- **Selected excerpt**
begin

# New Old Merckx Professional



## zmudshark

I bought this for my wife (yes, I love her dearly) the other day. I thought I was buying a used Merckx from the 80's. What I got was an never ridden 1985 Merckx Professional with complete, correct Campy SR. The bike has been sitting for 20+ years, and all I have are the sellers photos at th moment. I've repacked all the bearings and am replacing the tires, but here is what it looked like 2 days ago, before I got it: 









It has never seen the pavement. It came from the estate of a collector. The rims are Fiamme gold 32 spoke. New Veloflex tires are on order, the old Vittoria's on it are too far gone. 

It has cleaned up nicely. It has a 7 speed Regina free hub (not free wheel) and hollow link Regina chain. The damn brake pads still have the mold 'hairs' down the middle. Leather wrapped Cinelli bars, 64/38, and a Regal Girardi saddle. 

I just wish it was my size.

I'll post better pictures once it has new tires, and I can do it justice. It belongs in a museum, but I told her to ride it like she stole it.

Candy Apple Red bike porn coming next week.

Why is it never my size?


----------



## caterham

Dear Z,

I hate you.

all the best,
k


----------



## caterham

!!!What???!!! 
No love for classic Merckx Professionals here?

end

- **Given exercise 1**
Copy the Merckx Professional thread word for word from "It has cleaned" up to and including "coming next week.".
- **Given exercise 2**
In the Merckx Professional thread, what brand of new tires is on order for the bike?

- **Provided records**

begin

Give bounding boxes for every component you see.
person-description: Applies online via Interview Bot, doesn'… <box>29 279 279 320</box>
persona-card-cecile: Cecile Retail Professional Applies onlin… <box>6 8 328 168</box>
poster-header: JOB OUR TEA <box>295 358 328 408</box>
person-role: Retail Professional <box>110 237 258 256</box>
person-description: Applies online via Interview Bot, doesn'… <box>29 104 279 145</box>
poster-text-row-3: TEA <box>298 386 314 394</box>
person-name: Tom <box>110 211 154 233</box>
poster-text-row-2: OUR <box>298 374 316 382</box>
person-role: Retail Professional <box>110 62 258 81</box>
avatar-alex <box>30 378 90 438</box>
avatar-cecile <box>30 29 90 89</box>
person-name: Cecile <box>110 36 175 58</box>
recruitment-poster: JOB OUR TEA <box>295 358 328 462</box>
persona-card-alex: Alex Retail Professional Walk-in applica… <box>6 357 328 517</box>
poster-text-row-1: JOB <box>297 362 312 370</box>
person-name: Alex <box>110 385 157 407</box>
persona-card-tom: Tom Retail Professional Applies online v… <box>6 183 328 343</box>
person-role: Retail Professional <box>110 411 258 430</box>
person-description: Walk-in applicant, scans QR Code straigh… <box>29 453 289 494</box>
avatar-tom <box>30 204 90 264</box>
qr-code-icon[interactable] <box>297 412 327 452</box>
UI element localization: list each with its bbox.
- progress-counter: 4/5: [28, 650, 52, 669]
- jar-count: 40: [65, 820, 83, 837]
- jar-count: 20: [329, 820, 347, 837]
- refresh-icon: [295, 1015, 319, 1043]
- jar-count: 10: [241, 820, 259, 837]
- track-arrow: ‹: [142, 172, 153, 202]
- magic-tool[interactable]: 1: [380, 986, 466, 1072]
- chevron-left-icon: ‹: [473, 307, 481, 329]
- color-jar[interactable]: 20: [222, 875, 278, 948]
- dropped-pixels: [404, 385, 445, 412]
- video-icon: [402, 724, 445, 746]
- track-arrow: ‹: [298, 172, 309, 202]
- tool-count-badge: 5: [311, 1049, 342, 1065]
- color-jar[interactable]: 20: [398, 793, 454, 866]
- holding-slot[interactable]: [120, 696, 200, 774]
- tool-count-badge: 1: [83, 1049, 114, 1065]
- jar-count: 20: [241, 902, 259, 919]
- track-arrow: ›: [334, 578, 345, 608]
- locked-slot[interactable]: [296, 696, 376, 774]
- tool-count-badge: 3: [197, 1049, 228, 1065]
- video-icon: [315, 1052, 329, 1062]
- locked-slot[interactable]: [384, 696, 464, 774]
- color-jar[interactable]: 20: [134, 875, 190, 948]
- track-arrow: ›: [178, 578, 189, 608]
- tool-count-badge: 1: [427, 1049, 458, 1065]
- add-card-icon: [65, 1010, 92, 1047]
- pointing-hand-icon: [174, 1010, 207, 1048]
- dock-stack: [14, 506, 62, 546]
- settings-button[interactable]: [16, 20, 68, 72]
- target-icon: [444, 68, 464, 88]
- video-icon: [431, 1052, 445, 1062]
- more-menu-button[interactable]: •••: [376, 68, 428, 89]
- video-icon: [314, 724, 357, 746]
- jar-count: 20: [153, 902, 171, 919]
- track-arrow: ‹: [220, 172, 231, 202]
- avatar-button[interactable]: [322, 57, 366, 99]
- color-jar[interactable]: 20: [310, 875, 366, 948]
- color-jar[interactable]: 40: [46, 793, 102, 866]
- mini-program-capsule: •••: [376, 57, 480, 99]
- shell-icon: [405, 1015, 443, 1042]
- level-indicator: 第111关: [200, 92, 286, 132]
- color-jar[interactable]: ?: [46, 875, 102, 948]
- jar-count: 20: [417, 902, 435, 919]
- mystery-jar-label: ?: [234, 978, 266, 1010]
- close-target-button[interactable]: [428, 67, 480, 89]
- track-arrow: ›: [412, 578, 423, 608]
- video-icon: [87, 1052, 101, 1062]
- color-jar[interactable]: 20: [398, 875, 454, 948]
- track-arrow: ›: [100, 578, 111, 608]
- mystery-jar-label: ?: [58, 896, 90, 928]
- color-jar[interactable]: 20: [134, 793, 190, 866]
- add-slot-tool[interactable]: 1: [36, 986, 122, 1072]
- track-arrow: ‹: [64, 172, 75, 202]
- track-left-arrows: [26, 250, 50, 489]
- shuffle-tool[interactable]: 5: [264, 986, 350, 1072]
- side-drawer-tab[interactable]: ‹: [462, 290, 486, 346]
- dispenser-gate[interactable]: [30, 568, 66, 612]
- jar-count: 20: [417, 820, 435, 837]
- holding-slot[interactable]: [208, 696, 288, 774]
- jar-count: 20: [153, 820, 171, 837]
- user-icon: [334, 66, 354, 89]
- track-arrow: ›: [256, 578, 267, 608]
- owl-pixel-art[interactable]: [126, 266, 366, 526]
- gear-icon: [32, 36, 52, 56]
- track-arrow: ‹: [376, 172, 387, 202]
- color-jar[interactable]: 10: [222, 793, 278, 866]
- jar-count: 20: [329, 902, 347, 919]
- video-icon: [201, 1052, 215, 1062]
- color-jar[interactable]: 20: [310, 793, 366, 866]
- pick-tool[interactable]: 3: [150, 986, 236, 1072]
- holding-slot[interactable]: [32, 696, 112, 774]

end

- **Correct answer 1**
It has cleaned up nicely. It has a 7 speed Regina free hub (not free wheel) and hollow link Regina chain. The damn brake pads still have the mold 'hairs' down the middle. Leather wrapped Cinelli bars, 64/38, and a Regal Girardi saddle. 

I just wish it was my size.

I'll post better pictures once it has new tires, and I can do it justice. It belongs in a museum, but I told her to ride it like she stole it.

Candy Apple Red bike porn coming next week.

- **Correct answer 2**
Veloflex